■ Request
How many lines in the entries below contain "sleepy"? Answer with the number only.

+--

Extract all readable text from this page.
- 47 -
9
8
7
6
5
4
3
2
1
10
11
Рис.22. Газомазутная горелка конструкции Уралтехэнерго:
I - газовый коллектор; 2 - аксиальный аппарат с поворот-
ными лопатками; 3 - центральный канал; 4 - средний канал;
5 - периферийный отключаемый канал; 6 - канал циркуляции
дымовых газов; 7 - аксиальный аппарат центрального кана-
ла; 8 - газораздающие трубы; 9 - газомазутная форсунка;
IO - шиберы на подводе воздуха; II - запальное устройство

+--

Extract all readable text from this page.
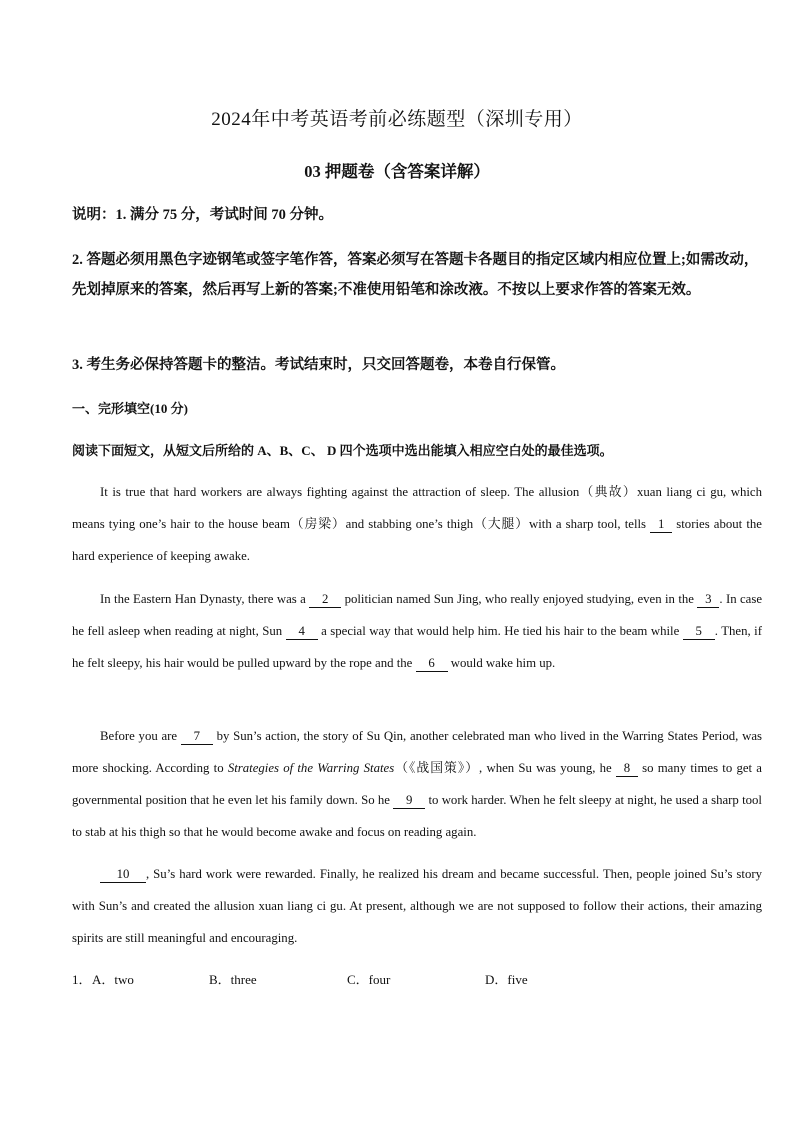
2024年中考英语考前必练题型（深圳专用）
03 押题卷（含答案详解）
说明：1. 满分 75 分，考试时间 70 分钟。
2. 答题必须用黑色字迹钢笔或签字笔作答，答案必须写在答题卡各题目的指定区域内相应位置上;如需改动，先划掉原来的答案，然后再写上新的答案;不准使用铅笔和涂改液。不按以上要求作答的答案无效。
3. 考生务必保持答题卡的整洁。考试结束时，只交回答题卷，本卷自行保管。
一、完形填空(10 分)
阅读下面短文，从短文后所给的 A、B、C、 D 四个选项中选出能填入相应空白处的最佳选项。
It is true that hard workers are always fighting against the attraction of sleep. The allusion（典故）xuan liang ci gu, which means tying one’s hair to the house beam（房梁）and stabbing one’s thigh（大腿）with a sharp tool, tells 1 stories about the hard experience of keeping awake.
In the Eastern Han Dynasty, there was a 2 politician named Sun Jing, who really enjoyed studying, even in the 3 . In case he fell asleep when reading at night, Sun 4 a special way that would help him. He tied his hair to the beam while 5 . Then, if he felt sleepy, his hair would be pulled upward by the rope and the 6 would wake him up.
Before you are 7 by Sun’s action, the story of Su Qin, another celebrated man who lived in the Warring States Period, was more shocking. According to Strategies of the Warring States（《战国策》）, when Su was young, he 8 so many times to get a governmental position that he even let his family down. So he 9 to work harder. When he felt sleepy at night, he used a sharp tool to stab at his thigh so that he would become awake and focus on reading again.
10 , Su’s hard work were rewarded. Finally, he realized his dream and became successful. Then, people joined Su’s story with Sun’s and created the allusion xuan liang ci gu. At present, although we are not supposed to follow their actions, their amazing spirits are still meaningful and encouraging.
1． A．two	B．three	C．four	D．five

+--

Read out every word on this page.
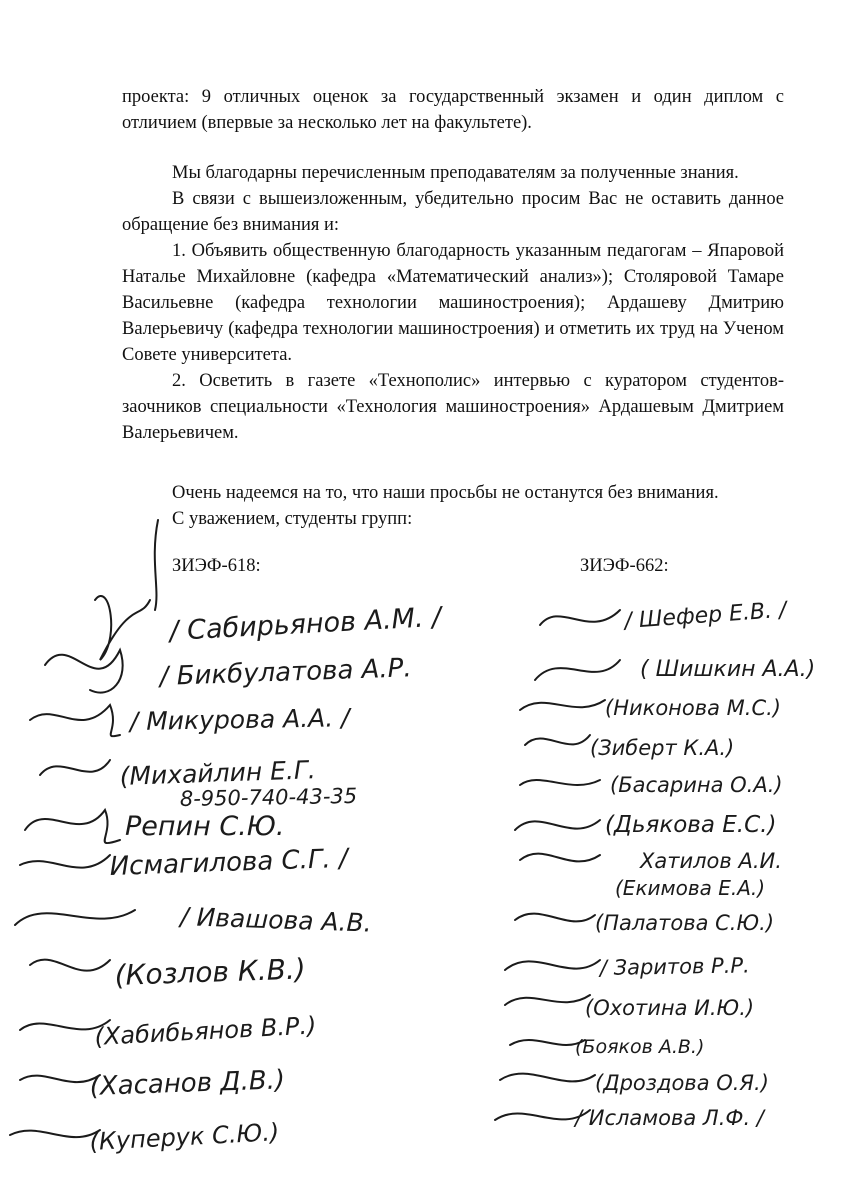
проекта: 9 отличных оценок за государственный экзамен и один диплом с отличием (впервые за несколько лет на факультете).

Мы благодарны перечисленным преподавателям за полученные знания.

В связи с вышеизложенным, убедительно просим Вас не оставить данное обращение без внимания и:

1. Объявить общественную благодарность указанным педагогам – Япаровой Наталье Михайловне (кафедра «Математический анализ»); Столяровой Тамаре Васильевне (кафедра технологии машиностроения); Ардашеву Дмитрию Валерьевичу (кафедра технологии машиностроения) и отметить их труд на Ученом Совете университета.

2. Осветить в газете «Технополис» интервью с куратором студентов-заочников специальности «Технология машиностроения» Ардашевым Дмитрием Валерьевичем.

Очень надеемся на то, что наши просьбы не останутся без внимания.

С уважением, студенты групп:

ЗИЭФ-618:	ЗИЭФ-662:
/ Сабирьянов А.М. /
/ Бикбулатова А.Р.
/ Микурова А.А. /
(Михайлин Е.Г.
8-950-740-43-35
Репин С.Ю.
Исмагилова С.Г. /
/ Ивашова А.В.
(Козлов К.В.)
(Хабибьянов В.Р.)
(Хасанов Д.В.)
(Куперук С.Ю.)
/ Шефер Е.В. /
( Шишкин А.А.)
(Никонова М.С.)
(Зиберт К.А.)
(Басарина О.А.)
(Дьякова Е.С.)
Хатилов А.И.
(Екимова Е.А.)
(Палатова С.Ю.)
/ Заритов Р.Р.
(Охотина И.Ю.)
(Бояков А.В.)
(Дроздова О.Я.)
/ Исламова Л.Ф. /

+--

■ Correct response
2